DESCRIPTION OF THE TASK:
State how many lines of the entries hold the string "nous". Reply with the number alone.

───── ENTRIES SUPPLIED

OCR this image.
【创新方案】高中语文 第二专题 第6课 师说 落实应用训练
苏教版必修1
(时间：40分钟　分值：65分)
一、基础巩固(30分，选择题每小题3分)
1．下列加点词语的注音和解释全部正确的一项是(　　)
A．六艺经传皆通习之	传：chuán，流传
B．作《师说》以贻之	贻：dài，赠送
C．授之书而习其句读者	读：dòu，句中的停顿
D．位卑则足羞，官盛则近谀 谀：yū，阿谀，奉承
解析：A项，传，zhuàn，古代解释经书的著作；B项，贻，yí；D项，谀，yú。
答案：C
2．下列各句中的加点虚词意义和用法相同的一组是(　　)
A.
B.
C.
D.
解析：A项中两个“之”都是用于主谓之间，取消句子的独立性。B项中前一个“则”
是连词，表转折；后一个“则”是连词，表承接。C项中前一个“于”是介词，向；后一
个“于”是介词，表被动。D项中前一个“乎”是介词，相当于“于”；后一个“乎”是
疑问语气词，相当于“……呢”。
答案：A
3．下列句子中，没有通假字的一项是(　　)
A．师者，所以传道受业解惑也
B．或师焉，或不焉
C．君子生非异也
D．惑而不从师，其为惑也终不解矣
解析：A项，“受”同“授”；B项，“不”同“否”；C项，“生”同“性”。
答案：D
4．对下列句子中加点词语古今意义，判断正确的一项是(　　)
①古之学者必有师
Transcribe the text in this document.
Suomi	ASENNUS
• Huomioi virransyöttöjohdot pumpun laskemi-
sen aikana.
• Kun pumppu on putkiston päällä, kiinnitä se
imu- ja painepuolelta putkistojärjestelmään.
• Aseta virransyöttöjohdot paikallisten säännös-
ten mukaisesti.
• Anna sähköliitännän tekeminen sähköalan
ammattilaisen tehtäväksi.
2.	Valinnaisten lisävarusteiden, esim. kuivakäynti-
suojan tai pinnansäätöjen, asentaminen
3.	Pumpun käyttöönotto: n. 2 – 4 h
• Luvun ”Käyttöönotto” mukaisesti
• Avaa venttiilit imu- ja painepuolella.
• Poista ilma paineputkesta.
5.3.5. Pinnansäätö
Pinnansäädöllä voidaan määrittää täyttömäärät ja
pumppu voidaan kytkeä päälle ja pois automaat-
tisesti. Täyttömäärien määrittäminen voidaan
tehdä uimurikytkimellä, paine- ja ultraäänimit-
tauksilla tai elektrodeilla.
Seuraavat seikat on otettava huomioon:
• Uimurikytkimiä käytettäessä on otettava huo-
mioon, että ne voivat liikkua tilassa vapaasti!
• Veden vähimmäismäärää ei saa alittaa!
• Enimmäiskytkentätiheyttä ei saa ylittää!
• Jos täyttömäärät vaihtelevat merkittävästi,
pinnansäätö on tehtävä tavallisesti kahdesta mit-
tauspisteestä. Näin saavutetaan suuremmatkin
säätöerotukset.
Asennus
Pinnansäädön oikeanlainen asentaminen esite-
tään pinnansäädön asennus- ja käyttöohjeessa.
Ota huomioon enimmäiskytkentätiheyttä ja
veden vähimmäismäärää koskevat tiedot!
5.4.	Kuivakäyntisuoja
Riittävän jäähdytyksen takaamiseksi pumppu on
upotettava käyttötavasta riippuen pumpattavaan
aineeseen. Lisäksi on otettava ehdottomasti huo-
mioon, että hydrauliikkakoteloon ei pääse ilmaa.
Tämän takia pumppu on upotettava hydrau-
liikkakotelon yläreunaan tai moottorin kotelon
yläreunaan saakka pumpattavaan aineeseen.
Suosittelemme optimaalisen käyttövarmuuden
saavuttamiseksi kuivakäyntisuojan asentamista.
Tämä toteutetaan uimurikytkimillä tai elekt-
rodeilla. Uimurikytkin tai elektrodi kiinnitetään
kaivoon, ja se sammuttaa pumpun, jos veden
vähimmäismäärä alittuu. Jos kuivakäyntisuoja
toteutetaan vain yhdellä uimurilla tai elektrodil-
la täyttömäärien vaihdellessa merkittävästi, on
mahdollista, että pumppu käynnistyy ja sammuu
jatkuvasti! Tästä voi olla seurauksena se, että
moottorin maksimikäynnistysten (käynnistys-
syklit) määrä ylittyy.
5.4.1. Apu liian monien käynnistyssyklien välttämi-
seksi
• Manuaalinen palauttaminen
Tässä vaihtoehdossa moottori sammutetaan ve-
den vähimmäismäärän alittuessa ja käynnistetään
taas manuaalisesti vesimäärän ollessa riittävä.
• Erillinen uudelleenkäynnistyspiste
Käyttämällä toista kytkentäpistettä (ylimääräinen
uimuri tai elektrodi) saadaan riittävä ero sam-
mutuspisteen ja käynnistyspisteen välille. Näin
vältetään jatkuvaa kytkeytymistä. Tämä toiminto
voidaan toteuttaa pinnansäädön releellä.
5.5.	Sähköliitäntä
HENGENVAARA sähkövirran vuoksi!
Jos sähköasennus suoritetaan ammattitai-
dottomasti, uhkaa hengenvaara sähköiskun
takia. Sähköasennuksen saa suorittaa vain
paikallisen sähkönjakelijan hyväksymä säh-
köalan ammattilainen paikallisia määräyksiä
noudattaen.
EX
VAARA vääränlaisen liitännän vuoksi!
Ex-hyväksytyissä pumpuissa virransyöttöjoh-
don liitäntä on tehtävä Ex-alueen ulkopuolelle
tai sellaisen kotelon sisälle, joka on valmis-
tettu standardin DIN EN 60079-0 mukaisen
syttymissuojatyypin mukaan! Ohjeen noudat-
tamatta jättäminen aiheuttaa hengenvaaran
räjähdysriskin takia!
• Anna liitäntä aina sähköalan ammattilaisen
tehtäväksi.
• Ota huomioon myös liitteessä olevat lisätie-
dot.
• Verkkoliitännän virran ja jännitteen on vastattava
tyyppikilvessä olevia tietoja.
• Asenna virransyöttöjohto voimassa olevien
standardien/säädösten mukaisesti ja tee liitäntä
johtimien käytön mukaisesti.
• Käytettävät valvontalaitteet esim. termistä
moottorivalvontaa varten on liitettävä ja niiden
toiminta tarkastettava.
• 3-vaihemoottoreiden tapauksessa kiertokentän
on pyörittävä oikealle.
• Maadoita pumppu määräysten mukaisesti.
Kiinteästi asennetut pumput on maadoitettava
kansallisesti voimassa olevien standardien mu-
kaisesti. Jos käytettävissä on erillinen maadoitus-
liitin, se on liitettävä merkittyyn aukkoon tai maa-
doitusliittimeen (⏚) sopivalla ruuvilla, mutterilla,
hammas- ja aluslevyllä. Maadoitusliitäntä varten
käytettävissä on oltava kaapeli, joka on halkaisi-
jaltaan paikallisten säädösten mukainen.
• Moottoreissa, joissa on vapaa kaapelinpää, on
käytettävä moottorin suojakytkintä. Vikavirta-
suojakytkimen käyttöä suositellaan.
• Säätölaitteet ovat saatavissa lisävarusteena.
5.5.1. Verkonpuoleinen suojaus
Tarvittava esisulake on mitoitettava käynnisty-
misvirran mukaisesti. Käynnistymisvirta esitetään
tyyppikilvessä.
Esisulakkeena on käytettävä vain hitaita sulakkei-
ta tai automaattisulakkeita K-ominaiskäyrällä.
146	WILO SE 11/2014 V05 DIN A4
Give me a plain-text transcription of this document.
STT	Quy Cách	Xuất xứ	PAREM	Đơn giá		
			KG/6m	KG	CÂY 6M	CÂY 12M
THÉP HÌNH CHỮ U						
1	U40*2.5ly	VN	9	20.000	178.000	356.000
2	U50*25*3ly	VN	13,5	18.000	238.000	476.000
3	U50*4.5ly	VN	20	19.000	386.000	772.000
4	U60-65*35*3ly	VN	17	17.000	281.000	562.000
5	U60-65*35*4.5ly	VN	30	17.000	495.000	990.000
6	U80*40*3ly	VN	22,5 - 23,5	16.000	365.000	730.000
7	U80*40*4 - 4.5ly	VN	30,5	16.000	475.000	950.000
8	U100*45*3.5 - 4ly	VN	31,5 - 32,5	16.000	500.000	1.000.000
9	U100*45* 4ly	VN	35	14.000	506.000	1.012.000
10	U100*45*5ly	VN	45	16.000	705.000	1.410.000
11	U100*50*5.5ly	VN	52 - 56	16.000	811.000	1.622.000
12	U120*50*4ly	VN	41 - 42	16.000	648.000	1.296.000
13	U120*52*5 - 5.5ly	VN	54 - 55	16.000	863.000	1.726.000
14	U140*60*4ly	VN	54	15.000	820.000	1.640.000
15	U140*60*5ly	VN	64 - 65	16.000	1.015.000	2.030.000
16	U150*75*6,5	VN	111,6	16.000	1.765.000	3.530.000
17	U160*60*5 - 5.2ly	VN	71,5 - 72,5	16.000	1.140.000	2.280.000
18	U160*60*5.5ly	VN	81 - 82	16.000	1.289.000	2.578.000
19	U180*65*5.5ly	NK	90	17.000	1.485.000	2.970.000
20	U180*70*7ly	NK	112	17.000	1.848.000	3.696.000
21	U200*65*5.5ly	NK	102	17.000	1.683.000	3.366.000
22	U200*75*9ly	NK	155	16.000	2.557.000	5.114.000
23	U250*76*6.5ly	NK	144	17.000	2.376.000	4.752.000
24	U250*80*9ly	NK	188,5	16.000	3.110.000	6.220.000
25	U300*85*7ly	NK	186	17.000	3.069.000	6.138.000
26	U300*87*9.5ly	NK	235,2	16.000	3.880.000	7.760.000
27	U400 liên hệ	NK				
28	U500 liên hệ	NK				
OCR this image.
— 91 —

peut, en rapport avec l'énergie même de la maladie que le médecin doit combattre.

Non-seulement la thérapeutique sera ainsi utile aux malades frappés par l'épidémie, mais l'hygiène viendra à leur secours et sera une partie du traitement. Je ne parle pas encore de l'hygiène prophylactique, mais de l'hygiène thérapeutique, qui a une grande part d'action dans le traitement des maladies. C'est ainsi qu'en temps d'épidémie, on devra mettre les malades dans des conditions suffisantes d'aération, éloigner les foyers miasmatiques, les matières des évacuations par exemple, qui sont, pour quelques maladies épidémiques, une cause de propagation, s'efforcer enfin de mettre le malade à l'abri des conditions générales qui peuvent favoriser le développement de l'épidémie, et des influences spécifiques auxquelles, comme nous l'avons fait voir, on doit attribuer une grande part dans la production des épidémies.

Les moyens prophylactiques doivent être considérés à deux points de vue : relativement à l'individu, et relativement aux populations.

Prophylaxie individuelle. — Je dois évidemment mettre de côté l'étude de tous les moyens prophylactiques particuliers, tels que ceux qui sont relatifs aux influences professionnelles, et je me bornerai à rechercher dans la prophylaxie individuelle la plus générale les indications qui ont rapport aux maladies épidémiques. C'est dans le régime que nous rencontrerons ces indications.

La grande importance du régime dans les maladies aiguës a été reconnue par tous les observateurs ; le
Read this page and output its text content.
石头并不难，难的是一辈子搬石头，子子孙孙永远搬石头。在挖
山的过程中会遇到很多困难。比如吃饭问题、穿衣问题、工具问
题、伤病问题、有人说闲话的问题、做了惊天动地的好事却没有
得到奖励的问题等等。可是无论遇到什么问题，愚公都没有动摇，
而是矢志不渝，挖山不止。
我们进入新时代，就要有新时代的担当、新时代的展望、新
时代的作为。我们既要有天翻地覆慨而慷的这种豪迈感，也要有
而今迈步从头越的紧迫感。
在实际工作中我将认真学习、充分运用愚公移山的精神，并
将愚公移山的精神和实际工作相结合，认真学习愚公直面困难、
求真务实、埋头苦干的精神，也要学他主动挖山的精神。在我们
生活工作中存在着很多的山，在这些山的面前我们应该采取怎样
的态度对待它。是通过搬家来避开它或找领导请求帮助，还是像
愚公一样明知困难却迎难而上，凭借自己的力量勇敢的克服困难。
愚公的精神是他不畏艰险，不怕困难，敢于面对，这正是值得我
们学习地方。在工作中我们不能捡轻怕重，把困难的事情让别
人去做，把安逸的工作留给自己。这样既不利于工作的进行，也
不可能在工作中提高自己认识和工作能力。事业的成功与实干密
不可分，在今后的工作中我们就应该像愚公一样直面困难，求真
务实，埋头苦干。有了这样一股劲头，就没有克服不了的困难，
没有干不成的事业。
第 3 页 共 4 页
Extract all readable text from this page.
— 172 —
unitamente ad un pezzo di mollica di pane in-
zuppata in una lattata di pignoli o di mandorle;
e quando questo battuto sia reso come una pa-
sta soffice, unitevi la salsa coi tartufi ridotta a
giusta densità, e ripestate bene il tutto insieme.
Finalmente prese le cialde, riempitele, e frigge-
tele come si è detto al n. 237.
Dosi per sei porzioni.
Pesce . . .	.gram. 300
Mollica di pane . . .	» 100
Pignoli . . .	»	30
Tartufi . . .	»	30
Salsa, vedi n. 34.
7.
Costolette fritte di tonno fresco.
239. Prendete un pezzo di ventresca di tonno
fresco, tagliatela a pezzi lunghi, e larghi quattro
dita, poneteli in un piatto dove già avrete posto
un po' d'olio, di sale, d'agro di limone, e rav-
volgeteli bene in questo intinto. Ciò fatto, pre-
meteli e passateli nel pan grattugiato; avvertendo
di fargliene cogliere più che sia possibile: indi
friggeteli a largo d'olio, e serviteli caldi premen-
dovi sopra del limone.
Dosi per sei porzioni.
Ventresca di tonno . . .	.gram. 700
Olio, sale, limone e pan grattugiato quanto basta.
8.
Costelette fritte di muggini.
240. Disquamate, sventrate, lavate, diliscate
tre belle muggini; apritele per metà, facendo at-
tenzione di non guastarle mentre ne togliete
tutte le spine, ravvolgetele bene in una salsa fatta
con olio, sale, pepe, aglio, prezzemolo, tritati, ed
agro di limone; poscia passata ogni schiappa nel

──────────

SOLUTION FOR THIS EXERCISE:
2